* [WHAT IS BEING ASKED]:
Identify all lines in the data containing the string "Depth". Copy them out.

___ DATA EXTRACT ___

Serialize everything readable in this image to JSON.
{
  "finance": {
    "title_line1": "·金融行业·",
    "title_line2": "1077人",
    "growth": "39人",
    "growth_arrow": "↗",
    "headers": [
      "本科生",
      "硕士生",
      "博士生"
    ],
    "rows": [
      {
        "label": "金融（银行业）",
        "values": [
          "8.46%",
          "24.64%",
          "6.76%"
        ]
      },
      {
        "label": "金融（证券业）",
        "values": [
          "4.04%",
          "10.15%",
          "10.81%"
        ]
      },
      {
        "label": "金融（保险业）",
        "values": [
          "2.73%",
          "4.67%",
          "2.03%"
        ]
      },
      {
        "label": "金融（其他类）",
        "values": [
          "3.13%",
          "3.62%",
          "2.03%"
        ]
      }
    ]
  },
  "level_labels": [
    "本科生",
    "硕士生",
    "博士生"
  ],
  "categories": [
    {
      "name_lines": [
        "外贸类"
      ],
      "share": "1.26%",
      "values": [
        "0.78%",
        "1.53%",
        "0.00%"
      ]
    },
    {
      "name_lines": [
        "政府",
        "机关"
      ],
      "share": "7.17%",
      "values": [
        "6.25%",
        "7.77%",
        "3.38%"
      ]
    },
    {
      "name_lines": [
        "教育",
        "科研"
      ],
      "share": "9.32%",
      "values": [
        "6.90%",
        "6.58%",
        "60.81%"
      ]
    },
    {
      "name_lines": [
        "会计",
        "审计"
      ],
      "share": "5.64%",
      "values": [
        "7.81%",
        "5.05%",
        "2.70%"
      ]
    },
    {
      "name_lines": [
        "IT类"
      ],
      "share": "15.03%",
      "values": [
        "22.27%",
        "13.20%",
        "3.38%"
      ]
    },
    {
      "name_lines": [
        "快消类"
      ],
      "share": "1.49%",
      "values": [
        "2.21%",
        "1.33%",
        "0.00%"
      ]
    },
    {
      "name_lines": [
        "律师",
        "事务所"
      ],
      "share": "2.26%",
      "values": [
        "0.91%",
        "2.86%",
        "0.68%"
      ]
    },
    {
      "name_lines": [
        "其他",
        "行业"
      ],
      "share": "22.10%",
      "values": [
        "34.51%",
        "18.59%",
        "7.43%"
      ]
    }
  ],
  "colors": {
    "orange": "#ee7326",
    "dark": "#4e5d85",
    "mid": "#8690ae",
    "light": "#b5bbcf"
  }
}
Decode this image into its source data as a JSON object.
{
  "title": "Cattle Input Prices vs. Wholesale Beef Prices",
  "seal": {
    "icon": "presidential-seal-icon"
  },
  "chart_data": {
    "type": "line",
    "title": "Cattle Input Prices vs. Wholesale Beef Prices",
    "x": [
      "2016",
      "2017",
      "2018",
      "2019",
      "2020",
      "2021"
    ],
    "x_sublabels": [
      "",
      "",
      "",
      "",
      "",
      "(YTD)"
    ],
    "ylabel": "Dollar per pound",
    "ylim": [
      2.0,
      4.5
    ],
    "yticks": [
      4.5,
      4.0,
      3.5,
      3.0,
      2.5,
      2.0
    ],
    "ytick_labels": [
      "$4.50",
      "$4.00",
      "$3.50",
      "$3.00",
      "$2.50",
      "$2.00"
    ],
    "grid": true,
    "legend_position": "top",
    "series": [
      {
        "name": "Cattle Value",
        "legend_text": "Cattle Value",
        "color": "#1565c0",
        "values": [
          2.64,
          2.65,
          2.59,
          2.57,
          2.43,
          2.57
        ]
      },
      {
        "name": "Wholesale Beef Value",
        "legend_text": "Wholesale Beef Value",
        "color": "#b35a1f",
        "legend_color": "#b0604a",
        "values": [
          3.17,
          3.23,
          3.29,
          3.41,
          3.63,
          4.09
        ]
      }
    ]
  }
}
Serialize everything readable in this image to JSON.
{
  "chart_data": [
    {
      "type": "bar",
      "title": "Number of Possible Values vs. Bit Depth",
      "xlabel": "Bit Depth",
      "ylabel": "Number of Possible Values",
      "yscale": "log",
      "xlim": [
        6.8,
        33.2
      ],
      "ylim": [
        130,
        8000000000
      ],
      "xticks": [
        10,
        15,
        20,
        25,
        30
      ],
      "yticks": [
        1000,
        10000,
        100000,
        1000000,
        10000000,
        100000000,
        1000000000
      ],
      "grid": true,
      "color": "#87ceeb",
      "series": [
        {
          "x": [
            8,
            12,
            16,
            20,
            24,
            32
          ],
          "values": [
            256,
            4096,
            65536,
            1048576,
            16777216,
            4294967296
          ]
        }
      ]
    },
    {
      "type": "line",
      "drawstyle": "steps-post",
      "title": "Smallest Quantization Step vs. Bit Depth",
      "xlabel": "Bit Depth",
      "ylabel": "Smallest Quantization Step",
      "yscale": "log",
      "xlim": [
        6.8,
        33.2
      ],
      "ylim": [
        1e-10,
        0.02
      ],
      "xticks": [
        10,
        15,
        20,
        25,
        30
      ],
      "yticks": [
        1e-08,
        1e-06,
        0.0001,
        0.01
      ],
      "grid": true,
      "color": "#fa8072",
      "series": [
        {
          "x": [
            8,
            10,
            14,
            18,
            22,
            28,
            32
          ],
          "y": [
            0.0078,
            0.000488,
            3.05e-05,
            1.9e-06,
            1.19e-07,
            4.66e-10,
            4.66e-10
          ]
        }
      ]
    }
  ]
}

___

* [RESULT]:
      "title": "Number of Possible Values vs. Bit Depth",
      "xlabel": "Bit Depth",
      "title": "Smallest Quantization Step vs. Bit Depth",
      "xlabel": "Bit Depth",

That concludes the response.